(begin)
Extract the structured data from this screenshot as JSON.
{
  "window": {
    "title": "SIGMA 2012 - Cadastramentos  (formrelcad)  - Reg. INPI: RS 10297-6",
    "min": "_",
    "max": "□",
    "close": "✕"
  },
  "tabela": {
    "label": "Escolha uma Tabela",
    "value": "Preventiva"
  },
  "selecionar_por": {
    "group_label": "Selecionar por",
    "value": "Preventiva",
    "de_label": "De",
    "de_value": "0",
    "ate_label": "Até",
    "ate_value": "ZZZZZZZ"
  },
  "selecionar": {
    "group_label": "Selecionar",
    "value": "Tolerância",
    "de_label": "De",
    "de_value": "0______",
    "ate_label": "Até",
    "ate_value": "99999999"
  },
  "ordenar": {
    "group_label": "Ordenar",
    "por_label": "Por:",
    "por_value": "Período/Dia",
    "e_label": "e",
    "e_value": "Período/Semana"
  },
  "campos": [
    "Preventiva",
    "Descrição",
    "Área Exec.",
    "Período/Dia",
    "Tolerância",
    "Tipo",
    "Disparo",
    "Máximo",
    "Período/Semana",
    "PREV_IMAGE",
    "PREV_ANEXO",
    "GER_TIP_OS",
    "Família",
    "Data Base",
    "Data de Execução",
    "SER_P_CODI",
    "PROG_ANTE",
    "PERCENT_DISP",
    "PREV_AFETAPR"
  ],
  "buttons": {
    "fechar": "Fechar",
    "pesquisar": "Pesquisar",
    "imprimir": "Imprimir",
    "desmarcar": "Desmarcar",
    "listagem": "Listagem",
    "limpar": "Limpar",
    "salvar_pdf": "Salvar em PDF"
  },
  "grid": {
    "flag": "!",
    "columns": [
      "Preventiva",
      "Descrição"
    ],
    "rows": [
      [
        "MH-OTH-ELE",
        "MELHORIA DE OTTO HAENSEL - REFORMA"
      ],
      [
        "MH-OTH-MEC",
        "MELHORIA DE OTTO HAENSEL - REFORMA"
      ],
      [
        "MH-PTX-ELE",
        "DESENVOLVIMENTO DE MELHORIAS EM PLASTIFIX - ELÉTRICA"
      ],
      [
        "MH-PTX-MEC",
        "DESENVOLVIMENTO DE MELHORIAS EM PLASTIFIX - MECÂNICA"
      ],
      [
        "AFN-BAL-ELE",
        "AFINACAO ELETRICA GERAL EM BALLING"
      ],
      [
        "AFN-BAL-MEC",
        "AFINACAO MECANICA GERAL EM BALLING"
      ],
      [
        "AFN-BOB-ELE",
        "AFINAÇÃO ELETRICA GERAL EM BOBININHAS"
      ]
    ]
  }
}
(end)
* **WORK TO DO**: Determine the number of lines containing "AFINACAO". Write only that number.

* **EXERCISE SOLUTION**: 2